● **STATED PROBLEM**
Gather all lines in the records below that include the word "name".

● **ITEMS**
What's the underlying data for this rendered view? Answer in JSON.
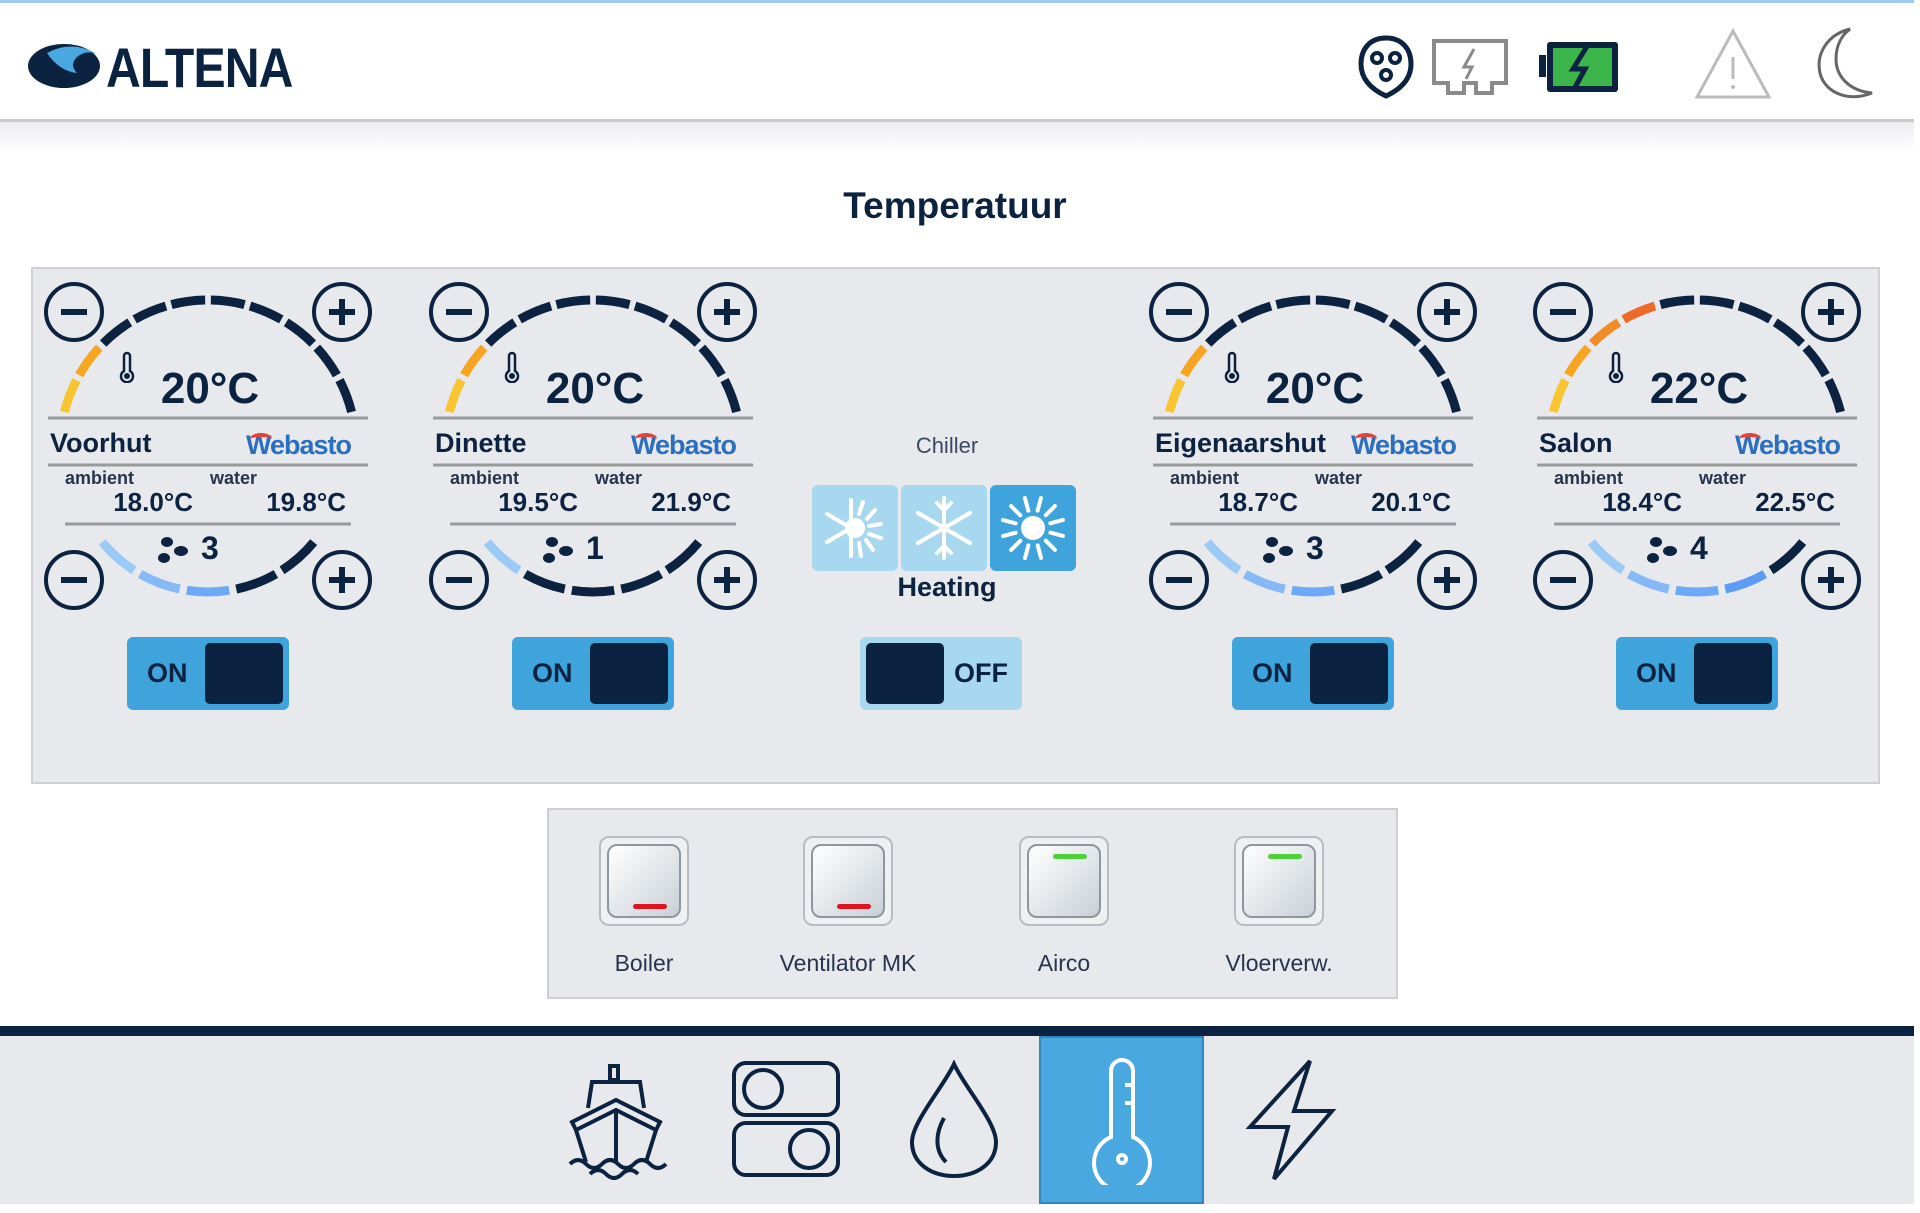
{
  "header": {
    "logo_text": "ALTENA",
    "icons": [
      "power-outlet-icon",
      "shore-power-icon",
      "battery-charging-icon",
      "warning-icon",
      "night-mode-icon"
    ],
    "battery_color": "#3cb54a"
  },
  "page_title": "Temperatuur",
  "heaters": [
    {
      "name": "Voorhut",
      "brand": "Webasto",
      "setpoint": "20°C",
      "setpoint_c": 20,
      "ambient_label": "ambient",
      "ambient": "18.0°C",
      "water_label": "water",
      "water": "19.8°C",
      "fan": "3",
      "fan_level": 3,
      "state": "ON"
    },
    {
      "name": "Dinette",
      "brand": "Webasto",
      "setpoint": "20°C",
      "setpoint_c": 20,
      "ambient_label": "ambient",
      "ambient": "19.5°C",
      "water_label": "water",
      "water": "21.9°C",
      "fan": "1",
      "fan_level": 1,
      "state": "ON"
    },
    {
      "name": "Eigenaarshut",
      "brand": "Webasto",
      "setpoint": "20°C",
      "setpoint_c": 20,
      "ambient_label": "ambient",
      "ambient": "18.7°C",
      "water_label": "water",
      "water": "20.1°C",
      "fan": "3",
      "fan_level": 3,
      "state": "ON"
    },
    {
      "name": "Salon",
      "brand": "Webasto",
      "setpoint": "22°C",
      "setpoint_c": 22,
      "ambient_label": "ambient",
      "ambient": "18.4°C",
      "water_label": "water",
      "water": "22.5°C",
      "fan": "4",
      "fan_level": 4,
      "state": "ON"
    }
  ],
  "chiller": {
    "label": "Chiller",
    "modes": [
      "auto",
      "cooling",
      "heating"
    ],
    "active_mode": "heating",
    "mode_label": "Heating",
    "state": "OFF"
  },
  "switches": [
    {
      "label": "Boiler",
      "state": "off"
    },
    {
      "label": "Ventilator MK",
      "state": "off"
    },
    {
      "label": "Airco",
      "state": "on"
    },
    {
      "label": "Vloerverw.",
      "state": "on"
    }
  ],
  "nav": [
    {
      "icon": "ship-icon",
      "active": false
    },
    {
      "icon": "switches-icon",
      "active": false
    },
    {
      "icon": "water-drop-icon",
      "active": false
    },
    {
      "icon": "thermometer-icon",
      "active": true
    },
    {
      "icon": "lightning-icon",
      "active": false
    }
  ],
  "colors": {
    "accent": "#4aa8e0",
    "navy": "#0b2240",
    "led_on": "#4cd137",
    "led_off": "#e0141e",
    "toggle_on": "#3fa4dc",
    "toggle_off": "#a8d8f0"
  }
}
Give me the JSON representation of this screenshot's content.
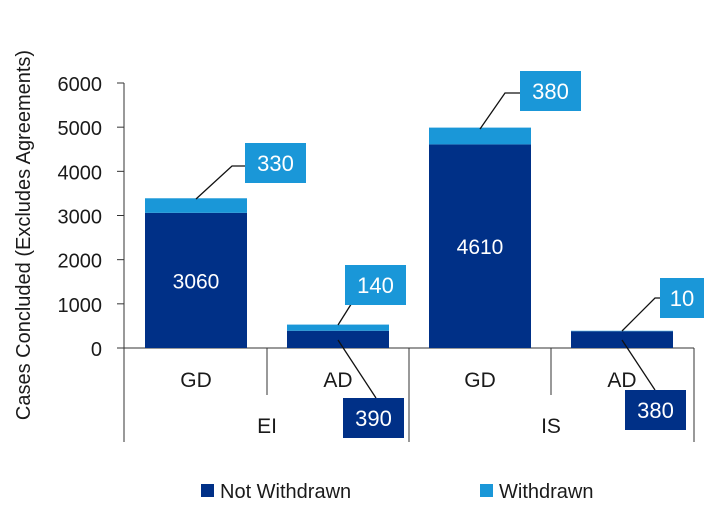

● **RESPONSE TO THIS TASK**
      "name": "Voorhut",
      "name": "Dinette",
      "name": "Eigenaarshut",
      "name": "Salon",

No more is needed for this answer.